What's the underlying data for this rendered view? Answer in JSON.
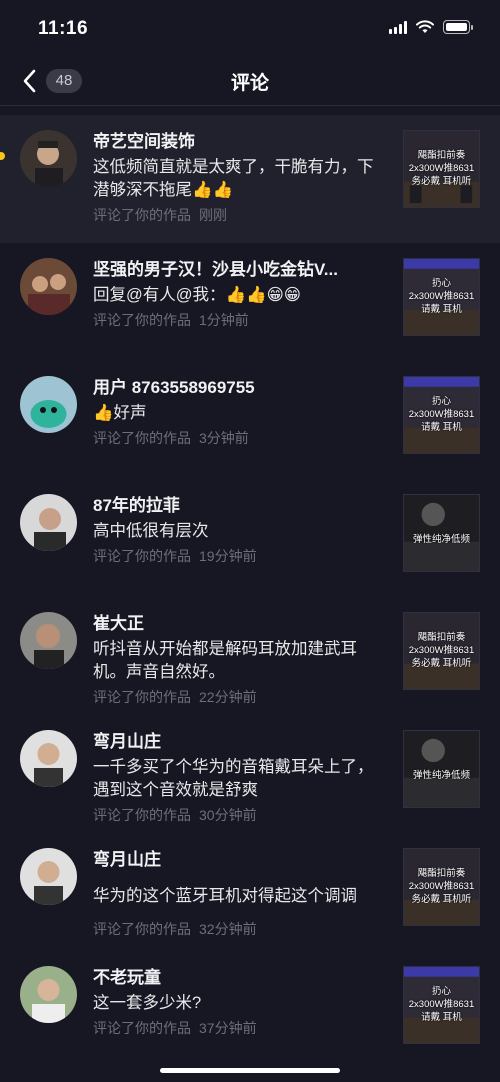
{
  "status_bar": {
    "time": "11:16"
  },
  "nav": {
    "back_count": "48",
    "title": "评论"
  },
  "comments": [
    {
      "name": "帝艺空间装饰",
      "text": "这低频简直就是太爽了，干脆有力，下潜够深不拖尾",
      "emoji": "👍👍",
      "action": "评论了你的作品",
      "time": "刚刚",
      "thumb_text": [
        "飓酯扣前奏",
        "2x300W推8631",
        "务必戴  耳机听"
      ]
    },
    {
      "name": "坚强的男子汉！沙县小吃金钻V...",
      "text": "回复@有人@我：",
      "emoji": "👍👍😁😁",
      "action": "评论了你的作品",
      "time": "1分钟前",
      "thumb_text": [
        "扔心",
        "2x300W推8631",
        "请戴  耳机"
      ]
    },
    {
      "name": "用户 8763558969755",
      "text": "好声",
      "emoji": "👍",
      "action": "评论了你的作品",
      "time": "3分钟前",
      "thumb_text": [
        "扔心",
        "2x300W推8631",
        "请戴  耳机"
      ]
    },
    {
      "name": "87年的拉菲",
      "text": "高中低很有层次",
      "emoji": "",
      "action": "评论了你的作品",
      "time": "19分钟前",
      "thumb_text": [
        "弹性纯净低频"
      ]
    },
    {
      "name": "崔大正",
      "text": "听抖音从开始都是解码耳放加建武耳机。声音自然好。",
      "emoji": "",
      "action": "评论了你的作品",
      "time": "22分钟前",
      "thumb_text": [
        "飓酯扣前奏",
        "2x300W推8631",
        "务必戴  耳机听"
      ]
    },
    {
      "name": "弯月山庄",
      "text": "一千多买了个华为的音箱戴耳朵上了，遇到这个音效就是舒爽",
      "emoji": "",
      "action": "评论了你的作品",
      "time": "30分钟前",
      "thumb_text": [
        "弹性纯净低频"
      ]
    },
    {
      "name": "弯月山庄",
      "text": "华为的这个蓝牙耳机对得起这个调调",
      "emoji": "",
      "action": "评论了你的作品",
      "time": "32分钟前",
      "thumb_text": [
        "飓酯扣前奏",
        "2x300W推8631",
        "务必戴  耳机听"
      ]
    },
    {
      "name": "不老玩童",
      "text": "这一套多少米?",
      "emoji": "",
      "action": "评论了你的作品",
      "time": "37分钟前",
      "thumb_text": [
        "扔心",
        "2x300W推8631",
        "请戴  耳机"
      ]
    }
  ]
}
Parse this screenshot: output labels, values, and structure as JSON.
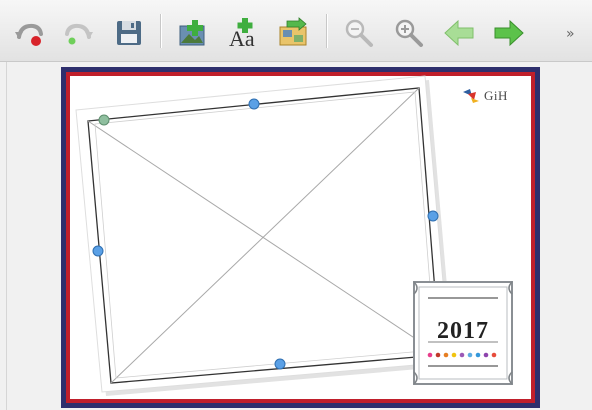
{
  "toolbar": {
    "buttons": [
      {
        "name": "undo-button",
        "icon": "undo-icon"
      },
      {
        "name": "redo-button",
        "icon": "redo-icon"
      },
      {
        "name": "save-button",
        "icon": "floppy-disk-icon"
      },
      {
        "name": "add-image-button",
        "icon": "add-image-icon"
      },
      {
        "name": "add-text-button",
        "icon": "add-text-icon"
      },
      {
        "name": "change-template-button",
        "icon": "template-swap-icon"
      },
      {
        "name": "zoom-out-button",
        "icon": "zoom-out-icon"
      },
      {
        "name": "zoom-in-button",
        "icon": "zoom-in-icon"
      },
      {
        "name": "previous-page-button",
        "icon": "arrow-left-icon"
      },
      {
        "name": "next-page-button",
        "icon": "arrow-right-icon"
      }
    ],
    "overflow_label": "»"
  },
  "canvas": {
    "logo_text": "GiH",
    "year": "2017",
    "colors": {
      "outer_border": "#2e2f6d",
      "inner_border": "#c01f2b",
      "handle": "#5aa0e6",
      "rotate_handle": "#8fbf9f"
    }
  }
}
────────
In your copy, repeat each record exactly and include no pictures.

▶ OUTPUT BELOW
What's the underlying data for this rendered view? Answer in JSON.
{
  "status_bar": {
    "time": "11:16"
  },
  "nav": {
    "back_count": "48",
    "title": "评论"
  },
  "comments": [
    {
      "name": "帝艺空间装饰",
      "text": "这低频简直就是太爽了，干脆有力，下潜够深不拖尾",
      "emoji": "👍👍",
      "action": "评论了你的作品",
      "time": "刚刚",
      "thumb_text": [
        "飓酯扣前奏",
        "2x300W推8631",
        "务必戴  耳机听"
      ]
    },
    {
      "name": "坚强的男子汉！沙县小吃金钻V...",
      "text": "回复@有人@我：",
      "emoji": "👍👍😁😁",
      "action": "评论了你的作品",
      "time": "1分钟前",
      "thumb_text": [
        "扔心",
        "2x300W推8631",
        "请戴  耳机"
      ]
    },
    {
      "name": "用户 8763558969755",
      "text": "好声",
      "emoji": "👍",
      "action": "评论了你的作品",
      "time": "3分钟前",
      "thumb_text": [
        "扔心",
        "2x300W推8631",
        "请戴  耳机"
      ]
    },
    {
      "name": "87年的拉菲",
      "text": "高中低很有层次",
      "emoji": "",
      "action": "评论了你的作品",
      "time": "19分钟前",
      "thumb_text": [
        "弹性纯净低频"
      ]
    },
    {
      "name": "崔大正",
      "text": "听抖音从开始都是解码耳放加建武耳机。声音自然好。",
      "emoji": "",
      "action": "评论了你的作品",
      "time": "22分钟前",
      "thumb_text": [
        "飓酯扣前奏",
        "2x300W推8631",
        "务必戴  耳机听"
      ]
    },
    {
      "name": "弯月山庄",
      "text": "一千多买了个华为的音箱戴耳朵上了，遇到这个音效就是舒爽",
      "emoji": "",
      "action": "评论了你的作品",
      "time": "30分钟前",
      "thumb_text": [
        "弹性纯净低频"
      ]
    },
    {
      "name": "弯月山庄",
      "text": "华为的这个蓝牙耳机对得起这个调调",
      "emoji": "",
      "action": "评论了你的作品",
      "time": "32分钟前",
      "thumb_text": [
        "飓酯扣前奏",
        "2x300W推8631",
        "务必戴  耳机听"
      ]
    },
    {
      "name": "不老玩童",
      "text": "这一套多少米?",
      "emoji": "",
      "action": "评论了你的作品",
      "time": "37分钟前",
      "thumb_text": [
        "扔心",
        "2x300W推8631",
        "请戴  耳机"
      ]
    }
  ]
}
Parse this screenshot: output labels, values, and structure as JSON.
{
  "toolbar": {
    "buttons": [
      {
        "name": "undo-button",
        "icon": "undo-icon"
      },
      {
        "name": "redo-button",
        "icon": "redo-icon"
      },
      {
        "name": "save-button",
        "icon": "floppy-disk-icon"
      },
      {
        "name": "add-image-button",
        "icon": "add-image-icon"
      },
      {
        "name": "add-text-button",
        "icon": "add-text-icon"
      },
      {
        "name": "change-template-button",
        "icon": "template-swap-icon"
      },
      {
        "name": "zoom-out-button",
        "icon": "zoom-out-icon"
      },
      {
        "name": "zoom-in-button",
        "icon": "zoom-in-icon"
      },
      {
        "name": "previous-page-button",
        "icon": "arrow-left-icon"
      },
      {
        "name": "next-page-button",
        "icon": "arrow-right-icon"
      }
    ],
    "overflow_label": "»"
  },
  "canvas": {
    "logo_text": "GiH",
    "year": "2017",
    "colors": {
      "outer_border": "#2e2f6d",
      "inner_border": "#c01f2b",
      "handle": "#5aa0e6",
      "rotate_handle": "#8fbf9f"
    }
  }
}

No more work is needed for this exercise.